#### Task inputs
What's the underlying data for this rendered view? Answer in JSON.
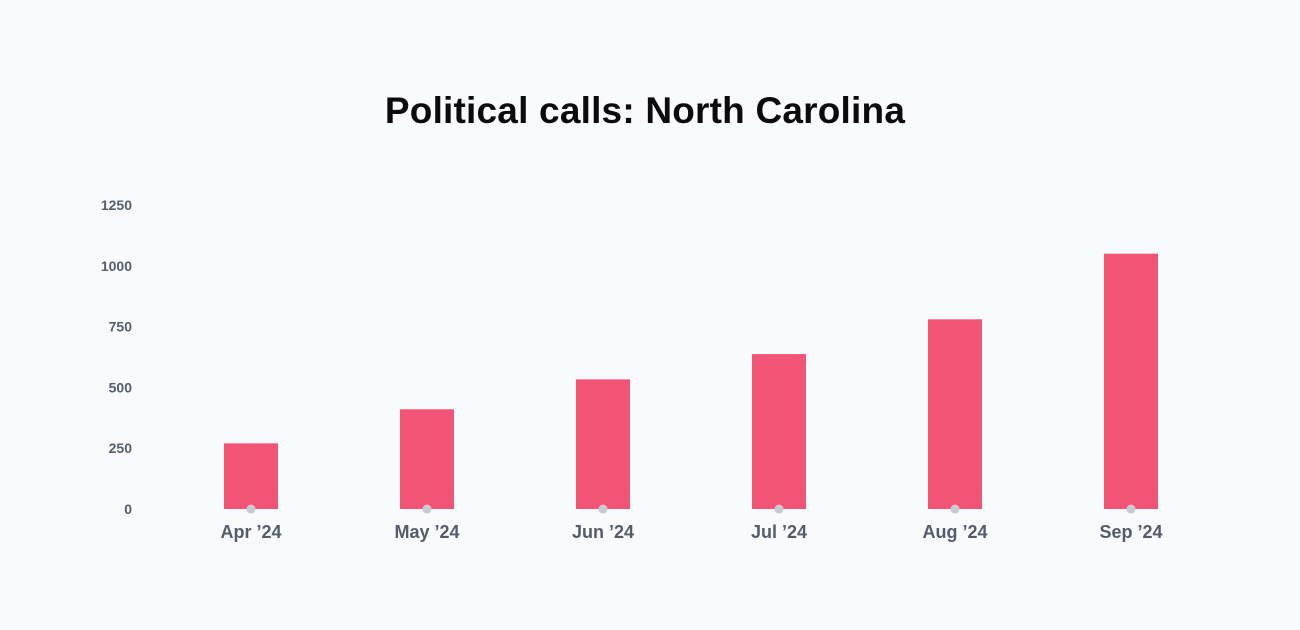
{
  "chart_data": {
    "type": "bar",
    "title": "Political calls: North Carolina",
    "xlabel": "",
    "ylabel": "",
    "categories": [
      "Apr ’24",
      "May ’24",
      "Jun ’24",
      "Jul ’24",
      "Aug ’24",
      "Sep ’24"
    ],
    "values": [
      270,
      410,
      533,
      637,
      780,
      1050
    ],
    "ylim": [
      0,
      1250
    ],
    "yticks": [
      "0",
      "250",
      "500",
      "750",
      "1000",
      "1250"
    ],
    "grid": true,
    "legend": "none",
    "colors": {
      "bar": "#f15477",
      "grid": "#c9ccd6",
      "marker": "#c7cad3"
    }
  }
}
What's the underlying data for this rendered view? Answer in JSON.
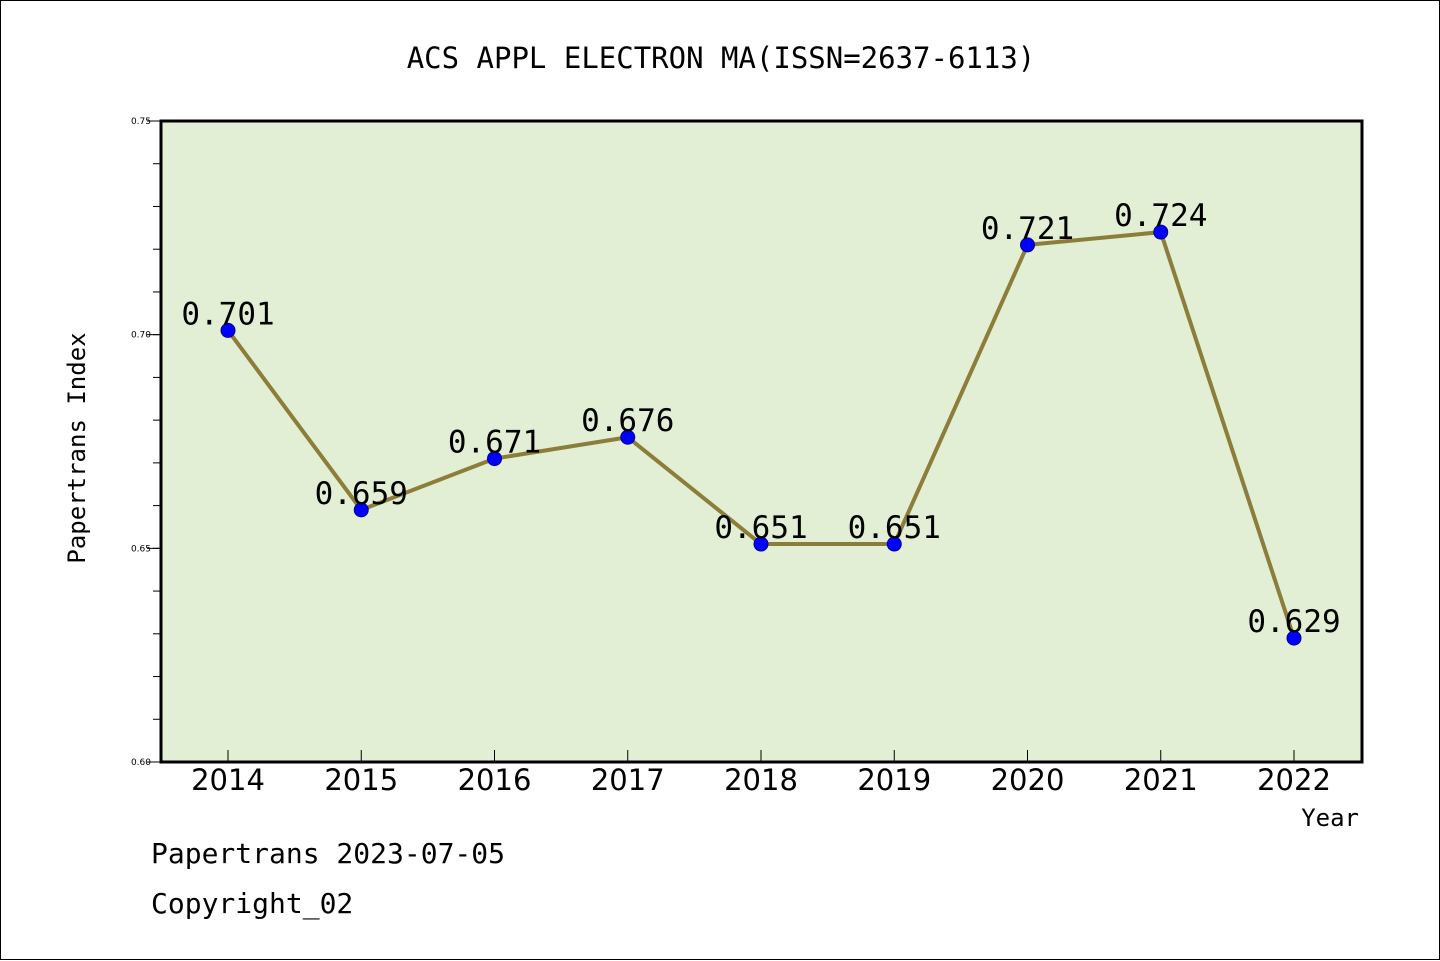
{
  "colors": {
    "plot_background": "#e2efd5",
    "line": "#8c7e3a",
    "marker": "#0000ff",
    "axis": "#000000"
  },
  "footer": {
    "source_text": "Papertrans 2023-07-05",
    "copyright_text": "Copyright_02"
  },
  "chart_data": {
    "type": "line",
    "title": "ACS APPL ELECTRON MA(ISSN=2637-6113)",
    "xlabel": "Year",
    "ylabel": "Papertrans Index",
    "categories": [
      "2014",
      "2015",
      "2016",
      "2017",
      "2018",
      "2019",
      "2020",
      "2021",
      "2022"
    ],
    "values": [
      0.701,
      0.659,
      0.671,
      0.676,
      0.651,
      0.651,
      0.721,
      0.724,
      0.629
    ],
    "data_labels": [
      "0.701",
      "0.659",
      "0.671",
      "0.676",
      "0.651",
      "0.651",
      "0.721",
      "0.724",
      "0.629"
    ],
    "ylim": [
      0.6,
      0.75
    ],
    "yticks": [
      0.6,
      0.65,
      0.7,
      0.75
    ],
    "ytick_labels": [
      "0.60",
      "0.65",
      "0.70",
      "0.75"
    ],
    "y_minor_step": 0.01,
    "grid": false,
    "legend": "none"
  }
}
########
#### Task inputs
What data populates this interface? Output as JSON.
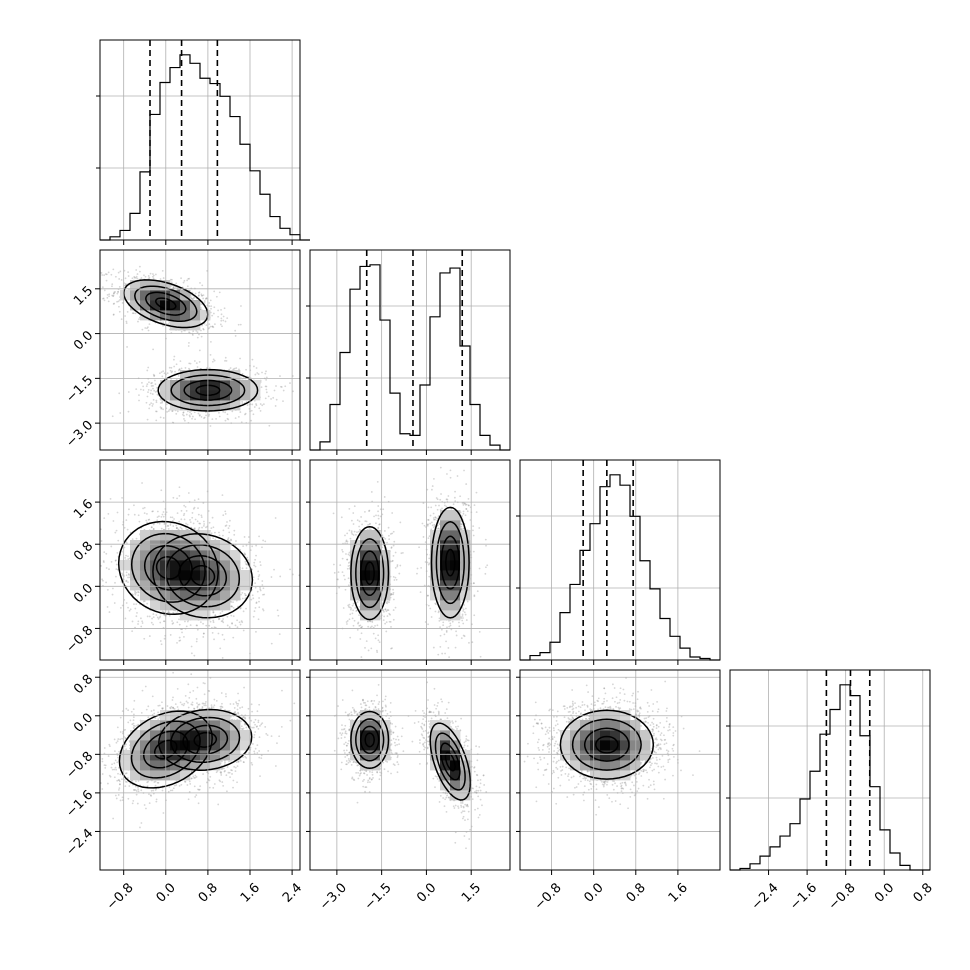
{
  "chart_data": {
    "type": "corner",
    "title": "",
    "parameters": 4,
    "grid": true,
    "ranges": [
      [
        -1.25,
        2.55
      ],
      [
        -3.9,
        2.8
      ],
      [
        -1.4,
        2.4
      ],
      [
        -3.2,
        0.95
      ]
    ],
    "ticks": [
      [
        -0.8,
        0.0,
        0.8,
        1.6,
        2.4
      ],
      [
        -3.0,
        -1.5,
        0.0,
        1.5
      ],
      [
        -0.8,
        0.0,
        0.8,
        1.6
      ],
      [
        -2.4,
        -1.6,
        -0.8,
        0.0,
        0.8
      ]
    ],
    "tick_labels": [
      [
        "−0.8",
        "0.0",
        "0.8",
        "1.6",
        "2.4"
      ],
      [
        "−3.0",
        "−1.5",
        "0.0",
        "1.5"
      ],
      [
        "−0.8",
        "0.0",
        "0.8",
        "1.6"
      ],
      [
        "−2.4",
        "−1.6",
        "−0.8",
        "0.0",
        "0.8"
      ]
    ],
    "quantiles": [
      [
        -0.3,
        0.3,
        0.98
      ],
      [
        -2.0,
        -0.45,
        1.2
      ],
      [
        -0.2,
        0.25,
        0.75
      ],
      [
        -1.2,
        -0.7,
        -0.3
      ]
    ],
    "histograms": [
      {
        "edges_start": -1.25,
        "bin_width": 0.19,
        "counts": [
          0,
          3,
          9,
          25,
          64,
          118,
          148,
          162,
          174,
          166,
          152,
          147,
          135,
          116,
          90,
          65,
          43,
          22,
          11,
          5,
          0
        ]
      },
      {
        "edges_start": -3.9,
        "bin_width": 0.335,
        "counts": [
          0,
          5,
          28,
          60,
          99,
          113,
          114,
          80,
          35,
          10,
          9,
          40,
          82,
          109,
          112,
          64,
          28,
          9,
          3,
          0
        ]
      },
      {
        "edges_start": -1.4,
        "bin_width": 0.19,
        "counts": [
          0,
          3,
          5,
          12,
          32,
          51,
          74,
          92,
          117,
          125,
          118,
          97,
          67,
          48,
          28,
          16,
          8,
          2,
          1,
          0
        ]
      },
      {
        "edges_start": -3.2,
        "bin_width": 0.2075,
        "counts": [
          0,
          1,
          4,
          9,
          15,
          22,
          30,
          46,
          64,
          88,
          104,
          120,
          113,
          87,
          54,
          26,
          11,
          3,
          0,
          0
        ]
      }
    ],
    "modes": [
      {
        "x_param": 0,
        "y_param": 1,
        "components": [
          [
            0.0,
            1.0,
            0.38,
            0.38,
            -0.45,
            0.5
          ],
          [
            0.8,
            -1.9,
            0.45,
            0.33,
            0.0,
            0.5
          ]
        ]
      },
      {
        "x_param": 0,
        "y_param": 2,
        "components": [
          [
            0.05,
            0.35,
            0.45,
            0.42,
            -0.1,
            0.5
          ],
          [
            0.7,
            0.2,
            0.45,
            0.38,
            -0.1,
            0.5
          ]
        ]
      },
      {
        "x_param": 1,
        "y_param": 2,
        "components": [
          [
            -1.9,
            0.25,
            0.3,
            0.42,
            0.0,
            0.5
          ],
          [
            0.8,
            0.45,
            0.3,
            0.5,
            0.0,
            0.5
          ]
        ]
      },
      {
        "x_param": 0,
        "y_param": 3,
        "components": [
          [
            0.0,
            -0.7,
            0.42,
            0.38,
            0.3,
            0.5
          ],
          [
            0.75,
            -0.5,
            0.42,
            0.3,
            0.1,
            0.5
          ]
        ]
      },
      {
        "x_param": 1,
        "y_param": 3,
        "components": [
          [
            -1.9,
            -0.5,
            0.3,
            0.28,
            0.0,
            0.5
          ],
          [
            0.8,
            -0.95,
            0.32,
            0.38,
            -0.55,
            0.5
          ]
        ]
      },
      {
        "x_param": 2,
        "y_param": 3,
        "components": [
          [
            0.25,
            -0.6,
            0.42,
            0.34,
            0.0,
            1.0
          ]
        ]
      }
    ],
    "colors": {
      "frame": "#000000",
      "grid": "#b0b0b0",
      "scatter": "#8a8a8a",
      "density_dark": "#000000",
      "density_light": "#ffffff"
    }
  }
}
########
#### Task inputs
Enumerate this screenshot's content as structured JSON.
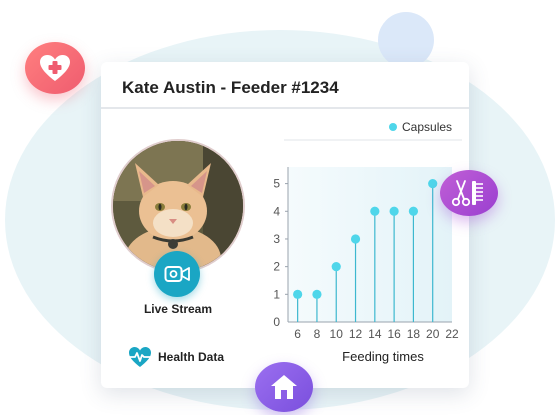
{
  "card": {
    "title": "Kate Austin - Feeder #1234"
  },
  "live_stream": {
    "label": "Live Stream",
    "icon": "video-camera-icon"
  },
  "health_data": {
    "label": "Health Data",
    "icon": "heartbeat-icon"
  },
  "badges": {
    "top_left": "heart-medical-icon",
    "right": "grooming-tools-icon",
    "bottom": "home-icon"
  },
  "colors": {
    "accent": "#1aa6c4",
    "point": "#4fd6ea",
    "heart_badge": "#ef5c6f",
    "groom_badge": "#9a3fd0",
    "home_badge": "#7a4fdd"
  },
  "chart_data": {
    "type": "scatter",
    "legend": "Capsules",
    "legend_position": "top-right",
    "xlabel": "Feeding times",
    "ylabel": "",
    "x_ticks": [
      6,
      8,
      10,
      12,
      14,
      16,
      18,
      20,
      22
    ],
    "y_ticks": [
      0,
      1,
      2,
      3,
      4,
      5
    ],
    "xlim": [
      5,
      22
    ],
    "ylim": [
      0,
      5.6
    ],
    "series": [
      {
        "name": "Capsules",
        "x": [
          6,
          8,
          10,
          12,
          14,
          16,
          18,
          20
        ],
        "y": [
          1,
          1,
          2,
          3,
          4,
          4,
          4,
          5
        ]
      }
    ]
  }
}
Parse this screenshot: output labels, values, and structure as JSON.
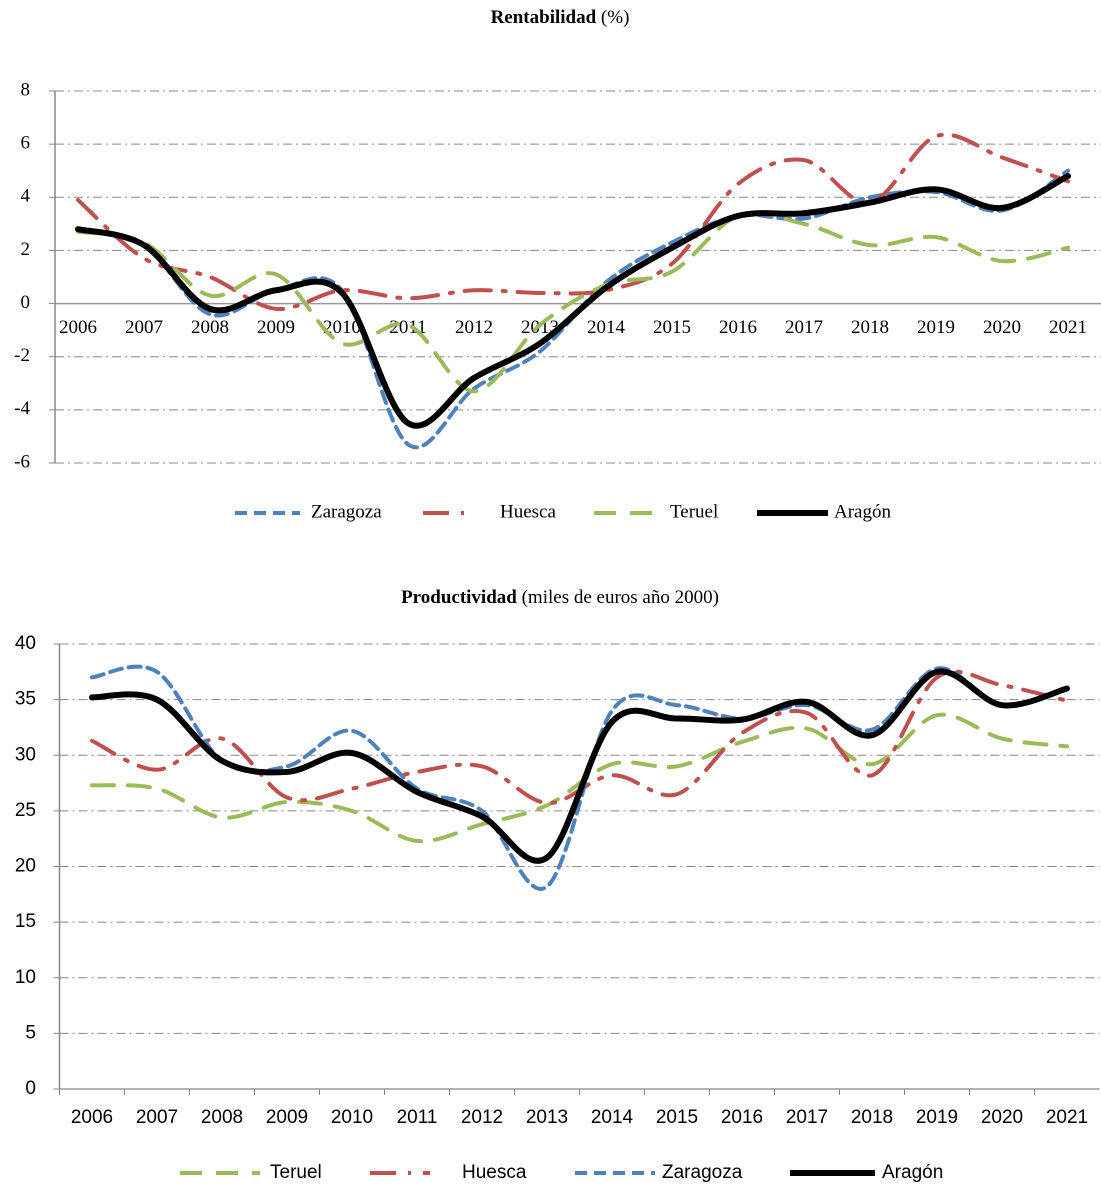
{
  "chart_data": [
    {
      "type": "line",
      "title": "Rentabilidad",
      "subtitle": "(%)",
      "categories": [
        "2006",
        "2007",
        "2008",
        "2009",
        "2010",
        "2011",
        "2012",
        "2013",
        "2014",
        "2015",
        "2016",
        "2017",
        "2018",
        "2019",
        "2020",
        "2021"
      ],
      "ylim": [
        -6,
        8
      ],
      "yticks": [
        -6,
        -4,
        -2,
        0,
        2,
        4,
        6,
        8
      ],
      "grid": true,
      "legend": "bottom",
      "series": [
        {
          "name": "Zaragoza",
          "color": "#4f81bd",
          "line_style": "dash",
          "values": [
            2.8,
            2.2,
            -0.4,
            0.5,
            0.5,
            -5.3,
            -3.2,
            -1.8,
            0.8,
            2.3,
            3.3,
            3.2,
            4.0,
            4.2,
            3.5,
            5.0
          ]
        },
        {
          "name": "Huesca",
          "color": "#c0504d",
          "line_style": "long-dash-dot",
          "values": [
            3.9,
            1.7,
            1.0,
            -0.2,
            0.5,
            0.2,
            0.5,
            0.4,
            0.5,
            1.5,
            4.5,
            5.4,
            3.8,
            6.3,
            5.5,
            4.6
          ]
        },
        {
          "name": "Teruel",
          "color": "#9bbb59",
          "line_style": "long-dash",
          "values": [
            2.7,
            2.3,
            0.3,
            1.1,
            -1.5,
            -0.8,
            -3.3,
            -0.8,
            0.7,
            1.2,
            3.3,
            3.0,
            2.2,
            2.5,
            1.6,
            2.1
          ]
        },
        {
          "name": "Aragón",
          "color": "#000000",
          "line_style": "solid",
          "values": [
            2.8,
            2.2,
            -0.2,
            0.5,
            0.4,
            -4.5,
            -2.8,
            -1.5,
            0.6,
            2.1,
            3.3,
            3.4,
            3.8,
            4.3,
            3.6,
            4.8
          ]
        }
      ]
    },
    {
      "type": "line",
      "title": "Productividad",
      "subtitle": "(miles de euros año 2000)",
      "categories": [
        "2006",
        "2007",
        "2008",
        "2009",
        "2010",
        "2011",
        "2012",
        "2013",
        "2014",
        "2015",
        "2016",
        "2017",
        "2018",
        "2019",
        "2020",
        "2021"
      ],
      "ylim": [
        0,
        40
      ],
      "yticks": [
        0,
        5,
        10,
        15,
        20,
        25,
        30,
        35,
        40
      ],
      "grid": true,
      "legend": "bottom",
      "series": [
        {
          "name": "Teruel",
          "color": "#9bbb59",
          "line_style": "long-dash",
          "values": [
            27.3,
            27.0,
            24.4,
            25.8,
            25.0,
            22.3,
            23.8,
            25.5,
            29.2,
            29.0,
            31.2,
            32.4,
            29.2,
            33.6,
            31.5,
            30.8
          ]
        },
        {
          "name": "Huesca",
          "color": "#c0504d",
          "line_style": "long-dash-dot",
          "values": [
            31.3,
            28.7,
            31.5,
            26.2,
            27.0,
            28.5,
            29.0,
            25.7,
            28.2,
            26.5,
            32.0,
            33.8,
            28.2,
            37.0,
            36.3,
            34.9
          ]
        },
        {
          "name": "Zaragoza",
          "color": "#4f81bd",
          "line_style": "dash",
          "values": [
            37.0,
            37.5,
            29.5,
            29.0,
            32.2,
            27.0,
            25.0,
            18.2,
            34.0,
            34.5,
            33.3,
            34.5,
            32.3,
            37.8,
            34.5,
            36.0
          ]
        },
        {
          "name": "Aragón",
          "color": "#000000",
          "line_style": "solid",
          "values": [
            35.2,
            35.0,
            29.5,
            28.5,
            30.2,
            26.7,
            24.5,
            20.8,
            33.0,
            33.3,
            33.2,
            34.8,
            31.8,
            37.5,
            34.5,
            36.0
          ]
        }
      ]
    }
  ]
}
########
Objective. Report how many lines include the word "Papertrans". Give nothing but the number.

Task response. 2